== Given task ==
Transcribe all of the records word for word, but omit the pictures.
▼
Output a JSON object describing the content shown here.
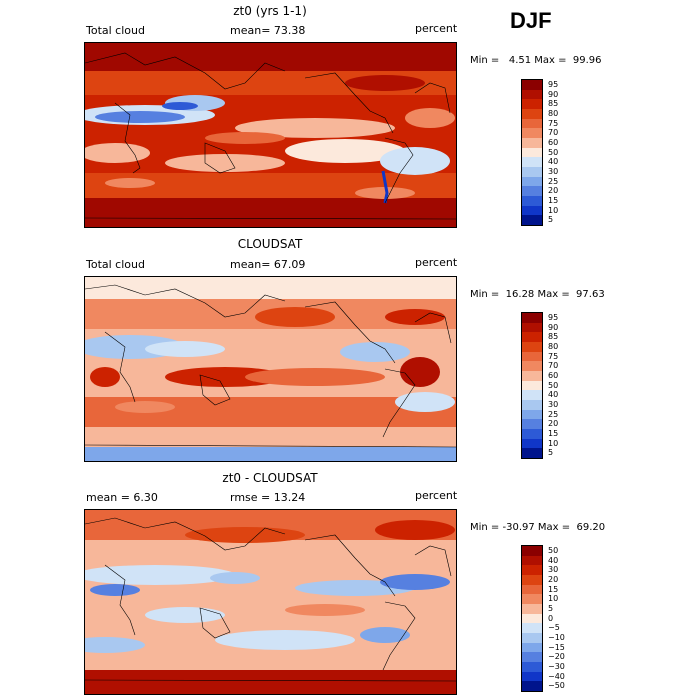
{
  "season": "DJF",
  "panels": [
    {
      "id": "model",
      "title": "zt0 (yrs 1-1)",
      "left_label": "Total cloud",
      "center_label": "mean=  73.38",
      "right_label": "percent",
      "min_max": "Min =   4.51 Max =  99.96",
      "colorbar": {
        "levels": [
          "95",
          "90",
          "85",
          "80",
          "75",
          "70",
          "60",
          "50",
          "40",
          "30",
          "25",
          "20",
          "15",
          "10",
          "5"
        ],
        "colors": [
          "#8b0000",
          "#b00f00",
          "#cc2200",
          "#dd4411",
          "#e8663a",
          "#f08860",
          "#f7b79a",
          "#fce9dc",
          "#d0e3f7",
          "#a9c8f0",
          "#7ea7ea",
          "#5680e0",
          "#2d5ad6",
          "#1036c8",
          "#00148c"
        ]
      }
    },
    {
      "id": "obs",
      "title": "CLOUDSAT",
      "left_label": "Total cloud",
      "center_label": "mean=  67.09",
      "right_label": "percent",
      "min_max": "Min =  16.28 Max =  97.63",
      "colorbar": {
        "levels": [
          "95",
          "90",
          "85",
          "80",
          "75",
          "70",
          "60",
          "50",
          "40",
          "30",
          "25",
          "20",
          "15",
          "10",
          "5"
        ],
        "colors": [
          "#8b0000",
          "#b00f00",
          "#cc2200",
          "#dd4411",
          "#e8663a",
          "#f08860",
          "#f7b79a",
          "#fce9dc",
          "#d0e3f7",
          "#a9c8f0",
          "#7ea7ea",
          "#5680e0",
          "#2d5ad6",
          "#1036c8",
          "#00148c"
        ]
      }
    },
    {
      "id": "diff",
      "title": "zt0 - CLOUDSAT",
      "left_label": "mean =   6.30",
      "center_label": "rmse =  13.24",
      "right_label": "percent",
      "min_max": "Min = -30.97 Max =  69.20",
      "colorbar": {
        "levels": [
          "50",
          "40",
          "30",
          "20",
          "15",
          "10",
          "5",
          "0",
          "−5",
          "−10",
          "−15",
          "−20",
          "−30",
          "−40",
          "−50"
        ],
        "colors": [
          "#8b0000",
          "#b00f00",
          "#cc2200",
          "#dd4411",
          "#e8663a",
          "#f08860",
          "#f7b79a",
          "#fce9dc",
          "#d0e3f7",
          "#a9c8f0",
          "#7ea7ea",
          "#5680e0",
          "#2d5ad6",
          "#1036c8",
          "#00148c"
        ]
      }
    }
  ]
}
▲
== The completed task ==
Output a JSON object describing the content shown here.
{
  "season": "DJF",
  "panels": [
    {
      "id": "model",
      "title": "zt0 (yrs 1-1)",
      "left_label": "Total cloud",
      "center_label": "mean=  73.38",
      "right_label": "percent",
      "min_max": "Min =   4.51 Max =  99.96",
      "colorbar": {
        "levels": [
          "95",
          "90",
          "85",
          "80",
          "75",
          "70",
          "60",
          "50",
          "40",
          "30",
          "25",
          "20",
          "15",
          "10",
          "5"
        ],
        "colors": [
          "#8b0000",
          "#b00f00",
          "#cc2200",
          "#dd4411",
          "#e8663a",
          "#f08860",
          "#f7b79a",
          "#fce9dc",
          "#d0e3f7",
          "#a9c8f0",
          "#7ea7ea",
          "#5680e0",
          "#2d5ad6",
          "#1036c8",
          "#00148c"
        ]
      }
    },
    {
      "id": "obs",
      "title": "CLOUDSAT",
      "left_label": "Total cloud",
      "center_label": "mean=  67.09",
      "right_label": "percent",
      "min_max": "Min =  16.28 Max =  97.63",
      "colorbar": {
        "levels": [
          "95",
          "90",
          "85",
          "80",
          "75",
          "70",
          "60",
          "50",
          "40",
          "30",
          "25",
          "20",
          "15",
          "10",
          "5"
        ],
        "colors": [
          "#8b0000",
          "#b00f00",
          "#cc2200",
          "#dd4411",
          "#e8663a",
          "#f08860",
          "#f7b79a",
          "#fce9dc",
          "#d0e3f7",
          "#a9c8f0",
          "#7ea7ea",
          "#5680e0",
          "#2d5ad6",
          "#1036c8",
          "#00148c"
        ]
      }
    },
    {
      "id": "diff",
      "title": "zt0 - CLOUDSAT",
      "left_label": "mean =   6.30",
      "center_label": "rmse =  13.24",
      "right_label": "percent",
      "min_max": "Min = -30.97 Max =  69.20",
      "colorbar": {
        "levels": [
          "50",
          "40",
          "30",
          "20",
          "15",
          "10",
          "5",
          "0",
          "−5",
          "−10",
          "−15",
          "−20",
          "−30",
          "−40",
          "−50"
        ],
        "colors": [
          "#8b0000",
          "#b00f00",
          "#cc2200",
          "#dd4411",
          "#e8663a",
          "#f08860",
          "#f7b79a",
          "#fce9dc",
          "#d0e3f7",
          "#a9c8f0",
          "#7ea7ea",
          "#5680e0",
          "#2d5ad6",
          "#1036c8",
          "#00148c"
        ]
      }
    }
  ]
}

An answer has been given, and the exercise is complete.